**Problem details**
Repeat every line exactly, keeping the pictures out of the copy.

[Start of Stored records]

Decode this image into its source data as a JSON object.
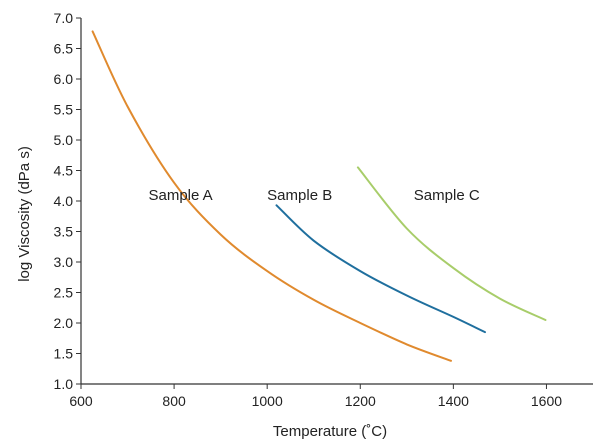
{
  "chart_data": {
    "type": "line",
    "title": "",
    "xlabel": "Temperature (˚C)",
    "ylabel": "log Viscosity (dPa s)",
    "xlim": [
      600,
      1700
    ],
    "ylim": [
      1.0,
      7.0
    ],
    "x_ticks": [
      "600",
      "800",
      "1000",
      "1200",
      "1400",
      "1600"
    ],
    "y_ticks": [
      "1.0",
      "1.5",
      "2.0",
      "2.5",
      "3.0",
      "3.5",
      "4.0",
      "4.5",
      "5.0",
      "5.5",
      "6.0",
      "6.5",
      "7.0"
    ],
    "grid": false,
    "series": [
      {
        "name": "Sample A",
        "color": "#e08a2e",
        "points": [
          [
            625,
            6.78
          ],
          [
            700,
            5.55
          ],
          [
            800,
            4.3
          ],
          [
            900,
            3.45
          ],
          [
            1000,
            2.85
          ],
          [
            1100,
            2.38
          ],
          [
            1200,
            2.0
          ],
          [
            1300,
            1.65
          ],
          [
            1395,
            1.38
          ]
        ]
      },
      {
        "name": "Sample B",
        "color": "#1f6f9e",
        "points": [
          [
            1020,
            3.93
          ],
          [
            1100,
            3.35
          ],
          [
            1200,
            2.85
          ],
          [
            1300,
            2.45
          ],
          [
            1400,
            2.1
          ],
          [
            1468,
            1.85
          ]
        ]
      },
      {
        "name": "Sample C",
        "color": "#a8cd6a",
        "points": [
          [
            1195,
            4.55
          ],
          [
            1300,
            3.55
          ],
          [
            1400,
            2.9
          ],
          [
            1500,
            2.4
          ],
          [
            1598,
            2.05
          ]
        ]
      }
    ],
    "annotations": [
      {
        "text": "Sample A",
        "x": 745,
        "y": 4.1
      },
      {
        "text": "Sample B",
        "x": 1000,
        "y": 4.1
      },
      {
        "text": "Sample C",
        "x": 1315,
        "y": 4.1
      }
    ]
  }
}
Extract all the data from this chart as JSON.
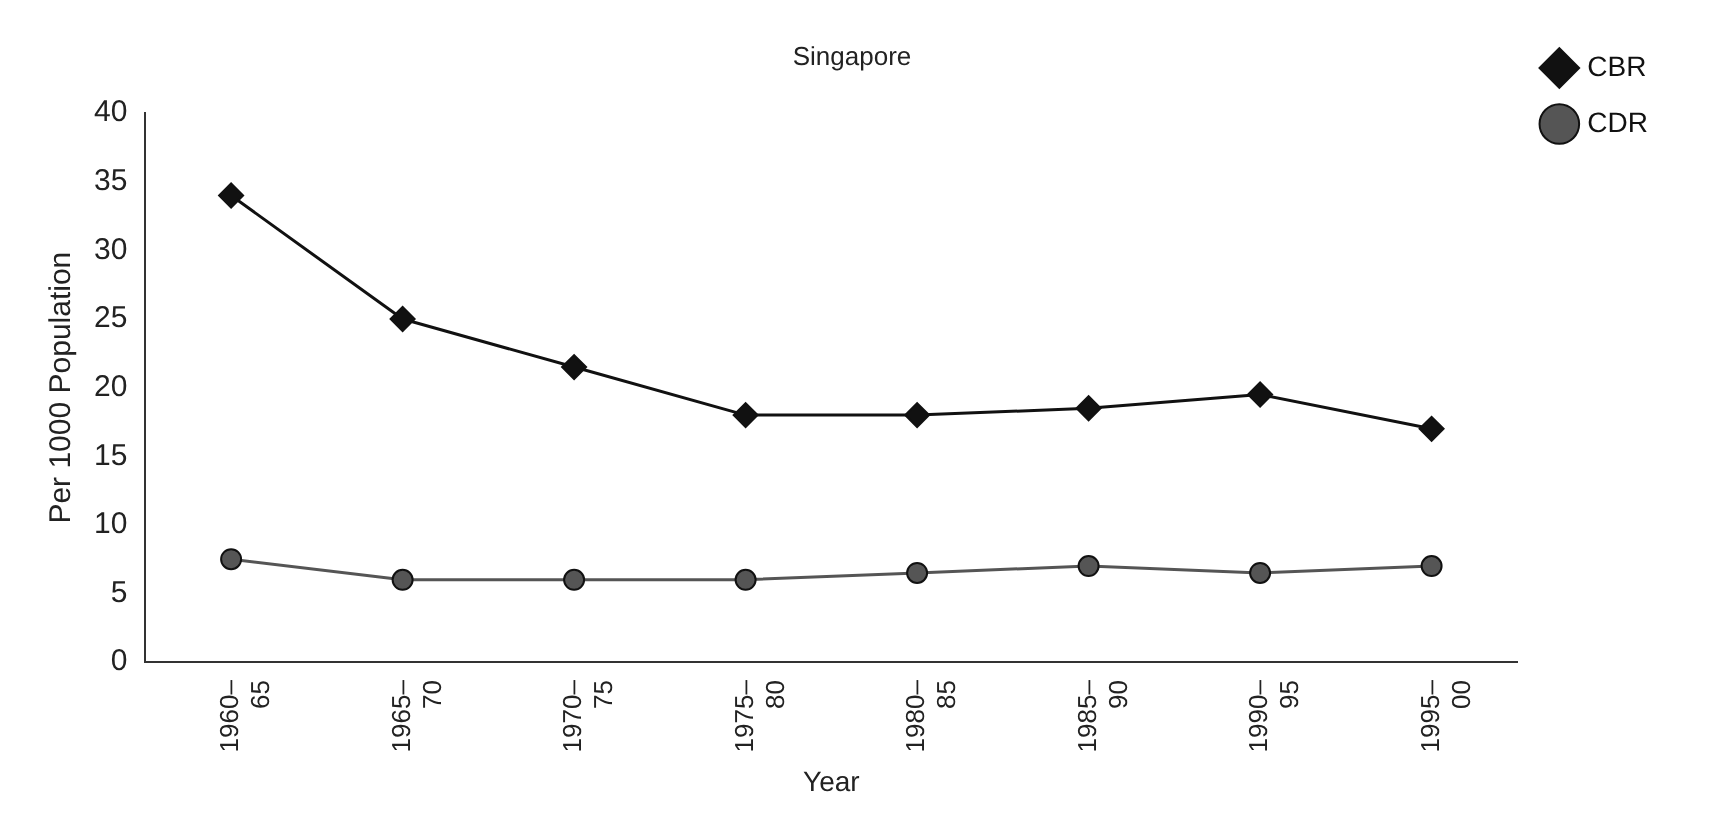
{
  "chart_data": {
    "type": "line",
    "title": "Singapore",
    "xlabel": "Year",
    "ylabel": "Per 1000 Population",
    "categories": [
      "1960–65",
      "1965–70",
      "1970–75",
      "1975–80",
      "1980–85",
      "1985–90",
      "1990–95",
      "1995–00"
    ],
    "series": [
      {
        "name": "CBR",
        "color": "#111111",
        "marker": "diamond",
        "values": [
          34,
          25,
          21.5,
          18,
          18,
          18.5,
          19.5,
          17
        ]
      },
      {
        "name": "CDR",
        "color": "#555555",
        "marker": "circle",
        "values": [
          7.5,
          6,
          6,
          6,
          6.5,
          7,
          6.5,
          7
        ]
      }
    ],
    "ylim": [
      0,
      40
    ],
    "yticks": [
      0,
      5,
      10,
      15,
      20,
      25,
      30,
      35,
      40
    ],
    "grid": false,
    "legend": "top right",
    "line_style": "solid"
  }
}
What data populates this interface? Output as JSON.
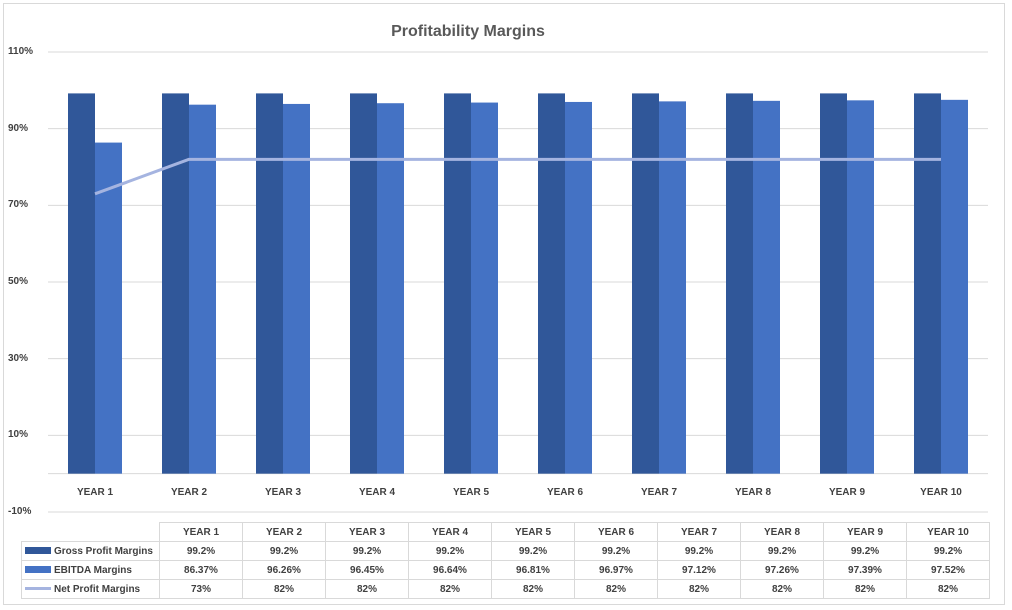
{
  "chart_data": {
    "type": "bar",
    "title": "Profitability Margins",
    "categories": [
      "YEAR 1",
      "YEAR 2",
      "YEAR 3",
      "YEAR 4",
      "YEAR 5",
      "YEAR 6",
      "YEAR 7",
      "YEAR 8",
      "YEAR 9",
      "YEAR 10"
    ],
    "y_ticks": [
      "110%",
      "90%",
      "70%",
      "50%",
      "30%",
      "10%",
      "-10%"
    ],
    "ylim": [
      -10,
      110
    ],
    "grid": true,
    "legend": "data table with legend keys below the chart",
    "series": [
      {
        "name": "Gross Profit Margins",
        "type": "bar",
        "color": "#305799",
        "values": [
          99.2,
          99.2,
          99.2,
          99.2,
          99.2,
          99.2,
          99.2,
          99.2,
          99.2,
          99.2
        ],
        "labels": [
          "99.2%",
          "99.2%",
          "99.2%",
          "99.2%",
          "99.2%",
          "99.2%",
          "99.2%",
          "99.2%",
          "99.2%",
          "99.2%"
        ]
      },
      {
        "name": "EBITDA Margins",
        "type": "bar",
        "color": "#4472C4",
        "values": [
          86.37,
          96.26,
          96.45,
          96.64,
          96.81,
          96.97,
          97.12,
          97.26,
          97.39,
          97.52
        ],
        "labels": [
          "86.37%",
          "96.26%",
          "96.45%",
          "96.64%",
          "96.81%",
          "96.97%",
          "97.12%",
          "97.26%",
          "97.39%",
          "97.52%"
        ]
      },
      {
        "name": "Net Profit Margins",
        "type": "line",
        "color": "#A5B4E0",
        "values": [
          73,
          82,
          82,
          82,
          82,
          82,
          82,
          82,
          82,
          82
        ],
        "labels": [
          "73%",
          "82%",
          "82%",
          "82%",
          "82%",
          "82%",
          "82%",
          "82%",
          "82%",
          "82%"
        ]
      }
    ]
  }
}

[End of Stored records]

**Expected answer**
Decode this image into its source data as a JSON object.
{
  "chart_data": {
    "type": "line",
    "title": "",
    "xlabel": "Temperature (˚C)",
    "ylabel": "log Viscosity (dPa s)",
    "xlim": [
      600,
      1700
    ],
    "ylim": [
      1.0,
      7.0
    ],
    "x_ticks": [
      "600",
      "800",
      "1000",
      "1200",
      "1400",
      "1600"
    ],
    "y_ticks": [
      "1.0",
      "1.5",
      "2.0",
      "2.5",
      "3.0",
      "3.5",
      "4.0",
      "4.5",
      "5.0",
      "5.5",
      "6.0",
      "6.5",
      "7.0"
    ],
    "grid": false,
    "series": [
      {
        "name": "Sample A",
        "color": "#e08a2e",
        "points": [
          [
            625,
            6.78
          ],
          [
            700,
            5.55
          ],
          [
            800,
            4.3
          ],
          [
            900,
            3.45
          ],
          [
            1000,
            2.85
          ],
          [
            1100,
            2.38
          ],
          [
            1200,
            2.0
          ],
          [
            1300,
            1.65
          ],
          [
            1395,
            1.38
          ]
        ]
      },
      {
        "name": "Sample B",
        "color": "#1f6f9e",
        "points": [
          [
            1020,
            3.93
          ],
          [
            1100,
            3.35
          ],
          [
            1200,
            2.85
          ],
          [
            1300,
            2.45
          ],
          [
            1400,
            2.1
          ],
          [
            1468,
            1.85
          ]
        ]
      },
      {
        "name": "Sample C",
        "color": "#a8cd6a",
        "points": [
          [
            1195,
            4.55
          ],
          [
            1300,
            3.55
          ],
          [
            1400,
            2.9
          ],
          [
            1500,
            2.4
          ],
          [
            1598,
            2.05
          ]
        ]
      }
    ],
    "annotations": [
      {
        "text": "Sample A",
        "x": 745,
        "y": 4.1
      },
      {
        "text": "Sample B",
        "x": 1000,
        "y": 4.1
      },
      {
        "text": "Sample C",
        "x": 1315,
        "y": 4.1
      }
    ]
  }
}
Extract all the data from this chart as JSON.
{
  "chart_data": {
    "type": "line",
    "title": "Singapore",
    "xlabel": "Year",
    "ylabel": "Per 1000 Population",
    "categories": [
      "1960–65",
      "1965–70",
      "1970–75",
      "1975–80",
      "1980–85",
      "1985–90",
      "1990–95",
      "1995–00"
    ],
    "series": [
      {
        "name": "CBR",
        "color": "#111111",
        "marker": "diamond",
        "values": [
          34,
          25,
          21.5,
          18,
          18,
          18.5,
          19.5,
          17
        ]
      },
      {
        "name": "CDR",
        "color": "#555555",
        "marker": "circle",
        "values": [
          7.5,
          6,
          6,
          6,
          6.5,
          7,
          6.5,
          7
        ]
      }
    ],
    "ylim": [
      0,
      40
    ],
    "yticks": [
      0,
      5,
      10,
      15,
      20,
      25,
      30,
      35,
      40
    ],
    "grid": false,
    "legend": "top right",
    "line_style": "solid"
  }
}
What data populates this interface? Output as JSON.
{
  "chart_data": {
    "type": "bar",
    "title": "Profitability Margins",
    "categories": [
      "YEAR 1",
      "YEAR 2",
      "YEAR 3",
      "YEAR 4",
      "YEAR 5",
      "YEAR 6",
      "YEAR 7",
      "YEAR 8",
      "YEAR 9",
      "YEAR 10"
    ],
    "y_ticks": [
      "110%",
      "90%",
      "70%",
      "50%",
      "30%",
      "10%",
      "-10%"
    ],
    "ylim": [
      -10,
      110
    ],
    "grid": true,
    "legend": "data table with legend keys below the chart",
    "series": [
      {
        "name": "Gross Profit Margins",
        "type": "bar",
        "color": "#305799",
        "values": [
          99.2,
          99.2,
          99.2,
          99.2,
          99.2,
          99.2,
          99.2,
          99.2,
          99.2,
          99.2
        ],
        "labels": [
          "99.2%",
          "99.2%",
          "99.2%",
          "99.2%",
          "99.2%",
          "99.2%",
          "99.2%",
          "99.2%",
          "99.2%",
          "99.2%"
        ]
      },
      {
        "name": "EBITDA Margins",
        "type": "bar",
        "color": "#4472C4",
        "values": [
          86.37,
          96.26,
          96.45,
          96.64,
          96.81,
          96.97,
          97.12,
          97.26,
          97.39,
          97.52
        ],
        "labels": [
          "86.37%",
          "96.26%",
          "96.45%",
          "96.64%",
          "96.81%",
          "96.97%",
          "97.12%",
          "97.26%",
          "97.39%",
          "97.52%"
        ]
      },
      {
        "name": "Net Profit Margins",
        "type": "line",
        "color": "#A5B4E0",
        "values": [
          73,
          82,
          82,
          82,
          82,
          82,
          82,
          82,
          82,
          82
        ],
        "labels": [
          "73%",
          "82%",
          "82%",
          "82%",
          "82%",
          "82%",
          "82%",
          "82%",
          "82%",
          "82%"
        ]
      }
    ]
  }
}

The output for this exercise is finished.